WHAT IS REQUIRED |
From the listing below, pull out every line where the string "Client" appears.

begin

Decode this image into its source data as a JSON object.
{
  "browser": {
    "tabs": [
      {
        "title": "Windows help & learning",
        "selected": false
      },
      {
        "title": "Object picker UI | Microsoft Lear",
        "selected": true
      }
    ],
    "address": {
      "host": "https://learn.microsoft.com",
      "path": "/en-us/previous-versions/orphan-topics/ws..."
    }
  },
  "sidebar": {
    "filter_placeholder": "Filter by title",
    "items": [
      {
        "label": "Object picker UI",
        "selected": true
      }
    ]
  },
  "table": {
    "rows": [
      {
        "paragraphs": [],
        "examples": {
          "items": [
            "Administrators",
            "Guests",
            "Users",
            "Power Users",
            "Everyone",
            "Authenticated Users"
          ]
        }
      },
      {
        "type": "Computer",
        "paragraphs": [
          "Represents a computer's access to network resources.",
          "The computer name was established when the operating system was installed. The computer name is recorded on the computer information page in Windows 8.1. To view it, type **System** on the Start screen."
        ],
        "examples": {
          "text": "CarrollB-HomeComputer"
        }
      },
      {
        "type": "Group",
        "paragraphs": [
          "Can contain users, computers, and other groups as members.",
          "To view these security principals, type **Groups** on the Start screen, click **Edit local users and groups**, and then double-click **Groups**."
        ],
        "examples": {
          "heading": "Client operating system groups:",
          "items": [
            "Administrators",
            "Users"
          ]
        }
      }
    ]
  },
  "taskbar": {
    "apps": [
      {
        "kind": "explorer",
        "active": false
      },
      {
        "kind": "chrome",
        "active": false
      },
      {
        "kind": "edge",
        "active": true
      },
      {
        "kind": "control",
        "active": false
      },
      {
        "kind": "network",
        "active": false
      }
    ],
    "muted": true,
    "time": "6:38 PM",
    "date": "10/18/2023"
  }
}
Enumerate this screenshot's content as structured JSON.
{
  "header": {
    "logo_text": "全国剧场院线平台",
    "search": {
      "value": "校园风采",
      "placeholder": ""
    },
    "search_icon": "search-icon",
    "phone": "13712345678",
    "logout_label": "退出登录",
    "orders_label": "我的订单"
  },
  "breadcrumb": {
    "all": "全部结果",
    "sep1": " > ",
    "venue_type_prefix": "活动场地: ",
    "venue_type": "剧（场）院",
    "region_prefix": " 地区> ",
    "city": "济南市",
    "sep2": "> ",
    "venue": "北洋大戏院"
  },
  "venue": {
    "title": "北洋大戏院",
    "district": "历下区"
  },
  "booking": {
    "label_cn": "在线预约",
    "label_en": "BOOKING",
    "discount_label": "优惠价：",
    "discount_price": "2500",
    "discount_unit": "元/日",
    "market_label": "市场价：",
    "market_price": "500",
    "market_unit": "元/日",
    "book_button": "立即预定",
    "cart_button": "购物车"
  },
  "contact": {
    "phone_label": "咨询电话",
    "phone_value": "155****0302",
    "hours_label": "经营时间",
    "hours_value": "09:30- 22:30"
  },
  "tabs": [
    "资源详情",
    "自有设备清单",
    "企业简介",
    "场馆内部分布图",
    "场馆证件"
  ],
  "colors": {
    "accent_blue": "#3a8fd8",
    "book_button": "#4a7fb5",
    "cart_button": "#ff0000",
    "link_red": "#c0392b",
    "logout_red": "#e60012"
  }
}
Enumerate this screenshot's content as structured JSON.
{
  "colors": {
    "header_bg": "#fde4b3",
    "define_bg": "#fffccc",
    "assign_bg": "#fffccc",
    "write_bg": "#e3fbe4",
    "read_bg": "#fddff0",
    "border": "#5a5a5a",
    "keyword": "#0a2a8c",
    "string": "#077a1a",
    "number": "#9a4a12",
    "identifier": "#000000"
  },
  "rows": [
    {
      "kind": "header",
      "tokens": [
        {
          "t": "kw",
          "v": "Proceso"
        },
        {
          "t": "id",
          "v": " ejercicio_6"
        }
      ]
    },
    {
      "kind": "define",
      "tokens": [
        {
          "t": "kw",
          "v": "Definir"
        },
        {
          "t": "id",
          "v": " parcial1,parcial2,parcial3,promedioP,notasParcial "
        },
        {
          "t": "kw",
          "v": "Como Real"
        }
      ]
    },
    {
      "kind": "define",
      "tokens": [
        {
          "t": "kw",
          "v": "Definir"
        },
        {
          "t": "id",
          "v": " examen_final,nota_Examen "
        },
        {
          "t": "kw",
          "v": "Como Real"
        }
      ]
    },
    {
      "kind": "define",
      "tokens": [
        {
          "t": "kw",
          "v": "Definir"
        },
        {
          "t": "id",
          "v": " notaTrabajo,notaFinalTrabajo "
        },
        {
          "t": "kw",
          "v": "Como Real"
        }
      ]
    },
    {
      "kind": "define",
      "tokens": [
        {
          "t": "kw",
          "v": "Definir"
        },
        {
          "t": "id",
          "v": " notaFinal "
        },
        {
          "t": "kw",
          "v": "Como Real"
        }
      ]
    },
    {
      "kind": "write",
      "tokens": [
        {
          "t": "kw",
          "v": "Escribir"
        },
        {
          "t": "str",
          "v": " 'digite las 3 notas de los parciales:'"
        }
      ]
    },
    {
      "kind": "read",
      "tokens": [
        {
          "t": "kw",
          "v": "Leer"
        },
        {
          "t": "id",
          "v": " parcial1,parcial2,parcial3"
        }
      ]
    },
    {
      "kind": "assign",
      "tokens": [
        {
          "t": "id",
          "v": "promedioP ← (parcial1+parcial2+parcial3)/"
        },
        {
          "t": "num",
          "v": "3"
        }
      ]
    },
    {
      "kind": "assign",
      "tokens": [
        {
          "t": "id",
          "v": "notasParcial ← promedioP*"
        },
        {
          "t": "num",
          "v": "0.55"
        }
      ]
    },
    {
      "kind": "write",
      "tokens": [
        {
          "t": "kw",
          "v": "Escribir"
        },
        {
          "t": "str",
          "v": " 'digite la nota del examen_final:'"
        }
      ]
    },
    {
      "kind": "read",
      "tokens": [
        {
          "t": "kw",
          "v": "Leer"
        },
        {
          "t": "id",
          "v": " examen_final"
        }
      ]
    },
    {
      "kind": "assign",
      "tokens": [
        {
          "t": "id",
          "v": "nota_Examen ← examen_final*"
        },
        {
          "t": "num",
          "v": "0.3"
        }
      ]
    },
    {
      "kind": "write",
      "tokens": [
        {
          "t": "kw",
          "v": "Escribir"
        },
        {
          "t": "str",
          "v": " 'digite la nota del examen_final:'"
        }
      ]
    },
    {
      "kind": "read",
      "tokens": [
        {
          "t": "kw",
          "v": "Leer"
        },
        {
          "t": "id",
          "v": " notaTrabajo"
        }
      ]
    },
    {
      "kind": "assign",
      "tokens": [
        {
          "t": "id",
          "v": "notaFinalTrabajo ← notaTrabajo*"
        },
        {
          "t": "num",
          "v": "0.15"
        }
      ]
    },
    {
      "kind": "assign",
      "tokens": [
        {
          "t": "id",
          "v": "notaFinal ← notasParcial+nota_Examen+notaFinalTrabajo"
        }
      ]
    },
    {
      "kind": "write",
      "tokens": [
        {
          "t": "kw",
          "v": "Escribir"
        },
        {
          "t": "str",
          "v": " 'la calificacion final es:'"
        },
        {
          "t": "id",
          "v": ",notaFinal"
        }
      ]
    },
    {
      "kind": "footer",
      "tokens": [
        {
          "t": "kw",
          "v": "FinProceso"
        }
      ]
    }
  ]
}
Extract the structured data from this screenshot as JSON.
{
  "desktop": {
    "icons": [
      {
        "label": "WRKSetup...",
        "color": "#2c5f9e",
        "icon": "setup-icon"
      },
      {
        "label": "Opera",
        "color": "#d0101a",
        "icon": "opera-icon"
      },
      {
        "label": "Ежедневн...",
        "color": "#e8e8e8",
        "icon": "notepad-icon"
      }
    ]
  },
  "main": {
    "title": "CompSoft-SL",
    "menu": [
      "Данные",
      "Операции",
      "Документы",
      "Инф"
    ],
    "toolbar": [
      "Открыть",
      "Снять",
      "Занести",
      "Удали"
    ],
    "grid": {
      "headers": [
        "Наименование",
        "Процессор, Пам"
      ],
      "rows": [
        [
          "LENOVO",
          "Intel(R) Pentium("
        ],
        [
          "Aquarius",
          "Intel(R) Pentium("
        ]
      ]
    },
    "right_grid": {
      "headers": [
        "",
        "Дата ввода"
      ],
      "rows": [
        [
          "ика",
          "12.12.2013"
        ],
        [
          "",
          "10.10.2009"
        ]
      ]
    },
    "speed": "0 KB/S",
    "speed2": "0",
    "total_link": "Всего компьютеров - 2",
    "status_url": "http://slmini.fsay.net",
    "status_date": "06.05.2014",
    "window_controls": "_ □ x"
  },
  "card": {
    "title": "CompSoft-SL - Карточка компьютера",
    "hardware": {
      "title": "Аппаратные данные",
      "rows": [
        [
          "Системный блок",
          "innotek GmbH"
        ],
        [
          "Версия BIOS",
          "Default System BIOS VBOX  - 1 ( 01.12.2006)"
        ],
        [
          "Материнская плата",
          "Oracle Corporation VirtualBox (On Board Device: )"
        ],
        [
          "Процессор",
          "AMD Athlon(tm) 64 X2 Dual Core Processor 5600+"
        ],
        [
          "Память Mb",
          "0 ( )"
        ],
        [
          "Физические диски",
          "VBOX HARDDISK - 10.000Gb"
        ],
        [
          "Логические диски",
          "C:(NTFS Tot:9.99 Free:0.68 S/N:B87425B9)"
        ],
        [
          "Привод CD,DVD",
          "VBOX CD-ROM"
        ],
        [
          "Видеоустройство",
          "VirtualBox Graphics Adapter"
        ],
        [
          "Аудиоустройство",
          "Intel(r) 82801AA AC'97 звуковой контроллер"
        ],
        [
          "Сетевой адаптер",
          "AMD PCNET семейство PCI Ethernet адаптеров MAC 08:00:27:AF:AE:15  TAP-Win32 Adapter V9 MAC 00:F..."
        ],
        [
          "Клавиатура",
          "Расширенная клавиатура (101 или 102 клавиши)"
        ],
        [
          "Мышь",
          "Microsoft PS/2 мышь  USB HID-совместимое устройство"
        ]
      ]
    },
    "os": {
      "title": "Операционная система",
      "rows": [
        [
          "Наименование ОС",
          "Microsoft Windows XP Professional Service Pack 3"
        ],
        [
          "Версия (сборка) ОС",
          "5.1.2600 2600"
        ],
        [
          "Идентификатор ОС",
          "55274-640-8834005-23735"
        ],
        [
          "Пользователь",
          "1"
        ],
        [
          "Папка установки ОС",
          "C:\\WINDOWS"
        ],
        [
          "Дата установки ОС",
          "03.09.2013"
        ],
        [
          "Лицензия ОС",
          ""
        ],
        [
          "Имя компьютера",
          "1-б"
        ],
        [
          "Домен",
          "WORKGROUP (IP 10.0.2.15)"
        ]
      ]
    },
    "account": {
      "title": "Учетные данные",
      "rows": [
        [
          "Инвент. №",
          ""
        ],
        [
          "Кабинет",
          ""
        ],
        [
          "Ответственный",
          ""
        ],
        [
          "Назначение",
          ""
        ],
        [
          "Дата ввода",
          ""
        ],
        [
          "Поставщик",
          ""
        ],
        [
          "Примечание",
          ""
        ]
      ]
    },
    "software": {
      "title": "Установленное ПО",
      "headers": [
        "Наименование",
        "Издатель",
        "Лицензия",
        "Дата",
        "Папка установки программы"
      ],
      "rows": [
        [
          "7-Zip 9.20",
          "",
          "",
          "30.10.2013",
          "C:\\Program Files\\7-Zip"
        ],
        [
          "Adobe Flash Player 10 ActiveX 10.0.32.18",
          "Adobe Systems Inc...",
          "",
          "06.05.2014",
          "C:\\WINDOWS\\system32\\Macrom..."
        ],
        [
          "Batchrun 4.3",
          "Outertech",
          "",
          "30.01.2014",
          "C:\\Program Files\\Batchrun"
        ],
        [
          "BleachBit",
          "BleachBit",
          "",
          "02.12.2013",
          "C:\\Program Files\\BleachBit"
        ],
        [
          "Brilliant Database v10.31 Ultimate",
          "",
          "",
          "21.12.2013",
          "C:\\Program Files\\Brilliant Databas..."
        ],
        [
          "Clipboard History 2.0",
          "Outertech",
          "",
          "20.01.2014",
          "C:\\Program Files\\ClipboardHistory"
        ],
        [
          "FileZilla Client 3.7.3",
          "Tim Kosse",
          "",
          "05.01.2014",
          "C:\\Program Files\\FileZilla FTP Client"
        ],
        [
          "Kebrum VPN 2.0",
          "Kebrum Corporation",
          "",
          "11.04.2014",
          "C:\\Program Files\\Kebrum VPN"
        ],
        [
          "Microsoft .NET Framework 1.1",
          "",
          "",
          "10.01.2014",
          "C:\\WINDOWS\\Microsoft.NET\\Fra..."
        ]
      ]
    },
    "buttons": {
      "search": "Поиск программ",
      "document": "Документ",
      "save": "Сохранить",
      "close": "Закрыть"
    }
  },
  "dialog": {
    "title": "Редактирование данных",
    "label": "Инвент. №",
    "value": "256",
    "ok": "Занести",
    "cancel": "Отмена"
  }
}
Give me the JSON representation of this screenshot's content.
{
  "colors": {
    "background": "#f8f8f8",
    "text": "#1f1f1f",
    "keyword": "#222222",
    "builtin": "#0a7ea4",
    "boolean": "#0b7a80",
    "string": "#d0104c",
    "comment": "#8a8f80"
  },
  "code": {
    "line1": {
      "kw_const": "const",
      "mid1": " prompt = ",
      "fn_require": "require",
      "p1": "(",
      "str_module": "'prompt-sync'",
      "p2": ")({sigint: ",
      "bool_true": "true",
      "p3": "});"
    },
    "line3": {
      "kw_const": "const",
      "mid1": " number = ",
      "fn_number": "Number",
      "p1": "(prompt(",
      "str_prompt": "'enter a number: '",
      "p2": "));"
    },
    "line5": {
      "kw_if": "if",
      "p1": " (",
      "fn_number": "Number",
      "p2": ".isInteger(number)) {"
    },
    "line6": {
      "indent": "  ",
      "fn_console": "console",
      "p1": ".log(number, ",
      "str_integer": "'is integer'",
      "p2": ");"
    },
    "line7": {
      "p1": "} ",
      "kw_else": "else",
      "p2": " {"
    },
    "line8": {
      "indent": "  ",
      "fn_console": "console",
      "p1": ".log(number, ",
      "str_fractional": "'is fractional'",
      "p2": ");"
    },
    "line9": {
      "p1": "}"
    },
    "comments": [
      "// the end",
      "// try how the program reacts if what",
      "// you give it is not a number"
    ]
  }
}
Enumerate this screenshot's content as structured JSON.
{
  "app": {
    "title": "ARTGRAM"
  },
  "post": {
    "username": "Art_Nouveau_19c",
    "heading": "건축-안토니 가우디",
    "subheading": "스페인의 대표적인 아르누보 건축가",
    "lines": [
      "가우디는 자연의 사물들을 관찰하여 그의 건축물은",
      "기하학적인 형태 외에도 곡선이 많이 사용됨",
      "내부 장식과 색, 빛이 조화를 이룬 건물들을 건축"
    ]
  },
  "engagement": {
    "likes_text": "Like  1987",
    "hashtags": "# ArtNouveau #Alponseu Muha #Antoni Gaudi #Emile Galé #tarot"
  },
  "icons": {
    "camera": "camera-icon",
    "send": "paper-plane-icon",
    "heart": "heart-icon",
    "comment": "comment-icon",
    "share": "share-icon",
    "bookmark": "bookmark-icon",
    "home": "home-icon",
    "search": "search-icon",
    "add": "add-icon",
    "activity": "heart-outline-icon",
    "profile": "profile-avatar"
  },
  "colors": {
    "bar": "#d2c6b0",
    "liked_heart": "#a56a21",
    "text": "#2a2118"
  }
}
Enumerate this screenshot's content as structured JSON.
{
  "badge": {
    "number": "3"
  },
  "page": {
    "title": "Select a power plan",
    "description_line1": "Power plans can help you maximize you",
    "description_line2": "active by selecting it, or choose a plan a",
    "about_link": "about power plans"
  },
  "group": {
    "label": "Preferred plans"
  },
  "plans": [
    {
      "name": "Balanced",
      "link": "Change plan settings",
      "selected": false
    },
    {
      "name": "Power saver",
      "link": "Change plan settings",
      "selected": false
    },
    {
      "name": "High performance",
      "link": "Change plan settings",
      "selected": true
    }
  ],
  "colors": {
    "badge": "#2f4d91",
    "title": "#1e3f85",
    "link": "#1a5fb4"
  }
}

end

RESPONSE FOR THIS EXERCISE |
          "heading": "Client operating system groups:",
          "FileZilla Client 3.7.3",
          "C:\\Program Files\\FileZilla FTP Client"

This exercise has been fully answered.